Exercise brief:
Wherever "Stochastic" appears in a line, list that line.

Extracted material:
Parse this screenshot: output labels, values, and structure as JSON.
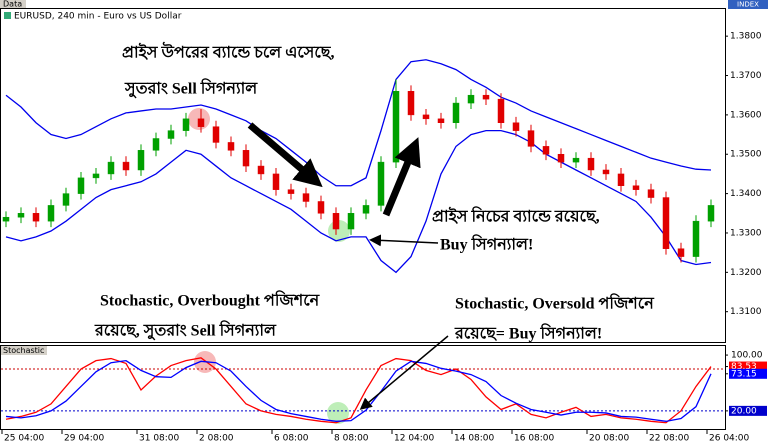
{
  "window_label": "Data",
  "index_label": "INDEX",
  "chart_data": [
    {
      "type": "candlestick",
      "title": "EURUSD, 240 min - Euro vs US Dollar",
      "categories": [
        "25 04:00",
        null,
        null,
        null,
        "29 04:00",
        null,
        null,
        null,
        null,
        "31 08:00",
        null,
        null,
        null,
        "2 08:00",
        null,
        null,
        null,
        null,
        "6 08:00",
        null,
        null,
        null,
        "8 08:00",
        null,
        null,
        null,
        "12 04:00",
        null,
        null,
        null,
        "14 08:00",
        null,
        null,
        null,
        "16 08:00",
        null,
        null,
        null,
        null,
        "20 08:00",
        null,
        null,
        null,
        "22 08:00",
        null,
        null,
        null,
        "26 04:00"
      ],
      "open": [
        1.333,
        1.334,
        1.335,
        1.333,
        1.337,
        1.34,
        1.344,
        1.345,
        1.348,
        1.346,
        1.351,
        1.354,
        1.356,
        1.359,
        1.357,
        1.353,
        1.351,
        1.347,
        1.345,
        1.341,
        1.34,
        1.338,
        1.335,
        1.331,
        1.335,
        1.337,
        1.348,
        1.366,
        1.36,
        1.359,
        1.358,
        1.363,
        1.365,
        1.364,
        1.358,
        1.356,
        1.352,
        1.35,
        1.348,
        1.349,
        1.346,
        1.345,
        1.342,
        1.341,
        1.339,
        1.326,
        1.324,
        1.333
      ],
      "high": [
        1.3355,
        1.3365,
        1.3365,
        1.3385,
        1.3415,
        1.3455,
        1.3465,
        1.3495,
        1.3495,
        1.3525,
        1.3555,
        1.3575,
        1.3605,
        1.3615,
        1.3585,
        1.3545,
        1.3525,
        1.3485,
        1.3465,
        1.3425,
        1.3415,
        1.3395,
        1.3365,
        1.3365,
        1.3385,
        1.3495,
        1.369,
        1.3675,
        1.3615,
        1.3605,
        1.3645,
        1.3665,
        1.3665,
        1.3655,
        1.3595,
        1.3575,
        1.3535,
        1.3515,
        1.3505,
        1.3505,
        1.3475,
        1.3465,
        1.3435,
        1.3425,
        1.3405,
        1.3275,
        1.3345,
        1.3385
      ],
      "low": [
        1.3315,
        1.3325,
        1.3315,
        1.3315,
        1.3355,
        1.3385,
        1.3425,
        1.3435,
        1.3445,
        1.3445,
        1.3495,
        1.3525,
        1.3545,
        1.3555,
        1.3515,
        1.3495,
        1.3455,
        1.3435,
        1.3395,
        1.3385,
        1.3365,
        1.3335,
        1.3295,
        1.3295,
        1.3335,
        1.3355,
        1.3465,
        1.3585,
        1.3575,
        1.3565,
        1.3565,
        1.3615,
        1.3625,
        1.3565,
        1.3545,
        1.3505,
        1.3485,
        1.3465,
        1.3465,
        1.3445,
        1.3435,
        1.3405,
        1.3395,
        1.3375,
        1.3245,
        1.3225,
        1.3225,
        1.3315
      ],
      "close": [
        1.334,
        1.335,
        1.333,
        1.337,
        1.34,
        1.344,
        1.345,
        1.348,
        1.346,
        1.351,
        1.354,
        1.356,
        1.359,
        1.357,
        1.353,
        1.351,
        1.347,
        1.345,
        1.341,
        1.34,
        1.338,
        1.335,
        1.331,
        1.335,
        1.337,
        1.348,
        1.366,
        1.36,
        1.359,
        1.358,
        1.363,
        1.365,
        1.364,
        1.358,
        1.356,
        1.352,
        1.35,
        1.348,
        1.349,
        1.346,
        1.345,
        1.342,
        1.341,
        1.339,
        1.326,
        1.324,
        1.333,
        1.337
      ],
      "up_color": "#00a000",
      "down_color": "#e00000",
      "series": [
        {
          "color": "#0000ee",
          "values": [
            1.365,
            1.362,
            1.358,
            1.355,
            1.354,
            1.355,
            1.357,
            1.359,
            1.3605,
            1.361,
            1.3615,
            1.3615,
            1.362,
            1.3625,
            1.3615,
            1.36,
            1.3585,
            1.356,
            1.354,
            1.351,
            1.348,
            1.3445,
            1.342,
            1.342,
            1.344,
            1.356,
            1.369,
            1.3735,
            1.374,
            1.373,
            1.3715,
            1.369,
            1.367,
            1.3645,
            1.363,
            1.361,
            1.3595,
            1.358,
            1.3565,
            1.355,
            1.3535,
            1.352,
            1.3505,
            1.349,
            1.348,
            1.347,
            1.3462,
            1.346
          ]
        },
        {
          "color": "#0000ee",
          "values": [
            1.329,
            1.328,
            1.329,
            1.3305,
            1.333,
            1.336,
            1.339,
            1.341,
            1.342,
            1.343,
            1.345,
            1.348,
            1.351,
            1.35,
            1.347,
            1.344,
            1.342,
            1.34,
            1.338,
            1.336,
            1.333,
            1.33,
            1.328,
            1.329,
            1.329,
            1.323,
            1.32,
            1.324,
            1.333,
            1.345,
            1.352,
            1.355,
            1.356,
            1.356,
            1.355,
            1.353,
            1.35,
            1.348,
            1.346,
            1.344,
            1.342,
            1.34,
            1.338,
            1.334,
            1.329,
            1.323,
            1.322,
            1.3225
          ]
        }
      ],
      "ylim": [
        1.3023,
        1.3869
      ],
      "yticks": [
        {
          "value": 1.31,
          "label": "1.3100"
        },
        {
          "value": 1.32,
          "label": "1.3200"
        },
        {
          "value": 1.33,
          "label": "1.3300"
        },
        {
          "value": 1.34,
          "label": "1.3400"
        },
        {
          "value": 1.35,
          "label": "1.3500"
        },
        {
          "value": 1.36,
          "label": "1.3600"
        },
        {
          "value": 1.37,
          "label": "1.3700"
        },
        {
          "value": 1.38,
          "label": "1.3800"
        }
      ],
      "annotations": [
        "প্রাইস উপরের ব্যান্ডে চলে এসেছে,",
        "সুতরাং Sell সিগন্যাল",
        "প্রাইস নিচের ব্যান্ডে রয়েছে,",
        "Buy সিগন্যাল!",
        "Stochastic, Overbought পজিশনে",
        "রয়েছে, সুতরাং Sell সিগন্যাল",
        "Stochastic, Oversold পজিশনে",
        "রয়েছে= Buy সিগন্যাল!"
      ]
    },
    {
      "type": "line",
      "title": "Stochastic",
      "series": [
        {
          "color": "#ff0000",
          "values": [
            8,
            12,
            18,
            30,
            55,
            80,
            92,
            95,
            88,
            50,
            70,
            85,
            92,
            96,
            80,
            55,
            30,
            20,
            15,
            12,
            8,
            5,
            3,
            10,
            50,
            85,
            95,
            92,
            78,
            72,
            80,
            65,
            40,
            22,
            30,
            15,
            10,
            18,
            25,
            12,
            15,
            10,
            8,
            5,
            3,
            20,
            55,
            83.53
          ]
        },
        {
          "color": "#0000ff",
          "values": [
            12,
            10,
            13,
            20,
            34,
            55,
            76,
            89,
            92,
            78,
            69,
            68,
            82,
            91,
            89,
            77,
            55,
            35,
            22,
            16,
            12,
            8,
            5,
            6,
            21,
            48,
            77,
            91,
            88,
            81,
            77,
            72,
            62,
            42,
            31,
            22,
            18,
            14,
            18,
            18,
            17,
            12,
            11,
            8,
            5,
            9,
            26,
            73.15
          ]
        }
      ],
      "levels": [
        {
          "value": 80,
          "color": "#cc0000"
        },
        {
          "value": 20,
          "color": "#0000cc"
        }
      ],
      "ylim": [
        -6,
        113
      ],
      "yticks": [
        {
          "value": 100,
          "label": "100.00"
        },
        83.53,
        73.15,
        {
          "value": 20,
          "label": "20.00"
        }
      ]
    }
  ]
}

The answer:
        "Stochastic, Overbought পজিশনে",
        "Stochastic, Oversold পজিশনে",
      "title": "Stochastic",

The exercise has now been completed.